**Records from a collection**
------------------------------------------------------------

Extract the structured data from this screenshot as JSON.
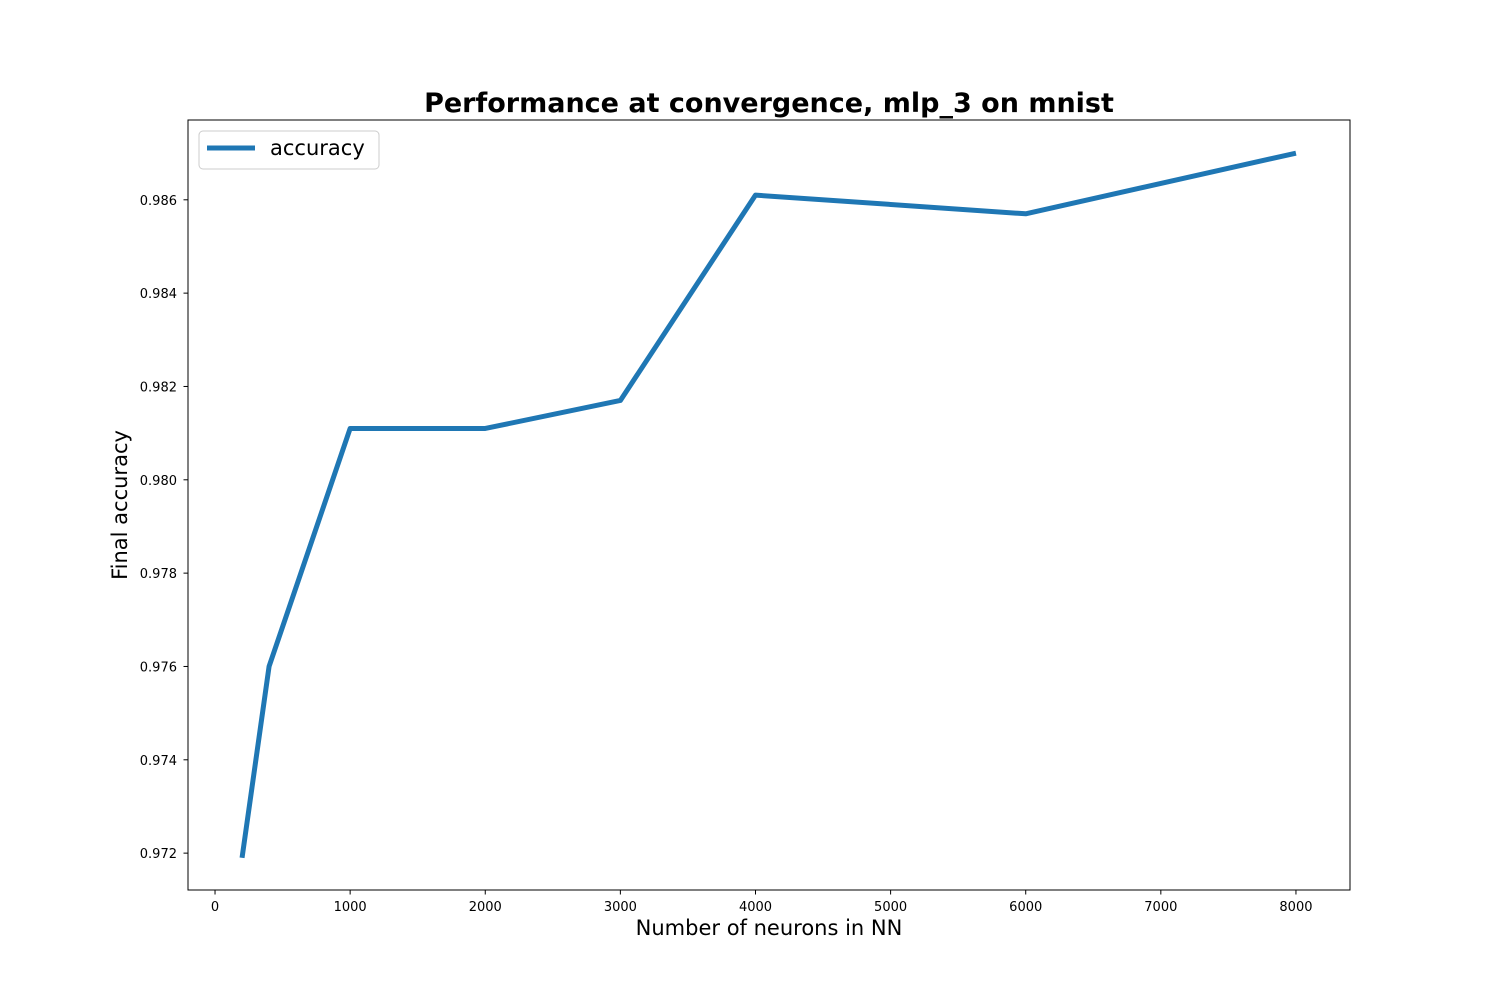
{
  "chart_data": {
    "type": "line",
    "title": "Performance at convergence, mlp_3 on mnist",
    "xlabel": "Number of neurons in NN",
    "ylabel": "Final accuracy",
    "xlim": [
      -200,
      8400
    ],
    "ylim": [
      0.97121,
      0.98771
    ],
    "x_ticks": [
      0,
      1000,
      2000,
      3000,
      4000,
      5000,
      6000,
      7000,
      8000
    ],
    "x_tick_labels": [
      "0",
      "1000",
      "2000",
      "3000",
      "4000",
      "5000",
      "6000",
      "7000",
      "8000"
    ],
    "y_ticks": [
      0.972,
      0.974,
      0.976,
      0.978,
      0.98,
      0.982,
      0.984,
      0.986
    ],
    "y_tick_labels": [
      "0.972",
      "0.974",
      "0.976",
      "0.978",
      "0.980",
      "0.982",
      "0.984",
      "0.986"
    ],
    "grid": false,
    "legend_position": "top-left",
    "series": [
      {
        "name": "accuracy",
        "color": "#1f77b4",
        "x": [
          200,
          400,
          1000,
          2000,
          3000,
          4000,
          6000,
          8000
        ],
        "y": [
          0.9719,
          0.976,
          0.9811,
          0.9811,
          0.9817,
          0.9861,
          0.9857,
          0.987
        ]
      }
    ]
  }
}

------------------------------------------------------------

**What is being asked**
Give back the whole listing as it stands, minus its pictures.

**Solution to the exercise**
Extract the structured data from this screenshot as JSON.
{
  "chart_data": {
    "type": "line",
    "title": "Performance at convergence, mlp_3 on mnist",
    "xlabel": "Number of neurons in NN",
    "ylabel": "Final accuracy",
    "xlim": [
      -200,
      8400
    ],
    "ylim": [
      0.97121,
      0.98771
    ],
    "x_ticks": [
      0,
      1000,
      2000,
      3000,
      4000,
      5000,
      6000,
      7000,
      8000
    ],
    "x_tick_labels": [
      "0",
      "1000",
      "2000",
      "3000",
      "4000",
      "5000",
      "6000",
      "7000",
      "8000"
    ],
    "y_ticks": [
      0.972,
      0.974,
      0.976,
      0.978,
      0.98,
      0.982,
      0.984,
      0.986
    ],
    "y_tick_labels": [
      "0.972",
      "0.974",
      "0.976",
      "0.978",
      "0.980",
      "0.982",
      "0.984",
      "0.986"
    ],
    "grid": false,
    "legend_position": "top-left",
    "series": [
      {
        "name": "accuracy",
        "color": "#1f77b4",
        "x": [
          200,
          400,
          1000,
          2000,
          3000,
          4000,
          6000,
          8000
        ],
        "y": [
          0.9719,
          0.976,
          0.9811,
          0.9811,
          0.9817,
          0.9861,
          0.9857,
          0.987
        ]
      }
    ]
  }
}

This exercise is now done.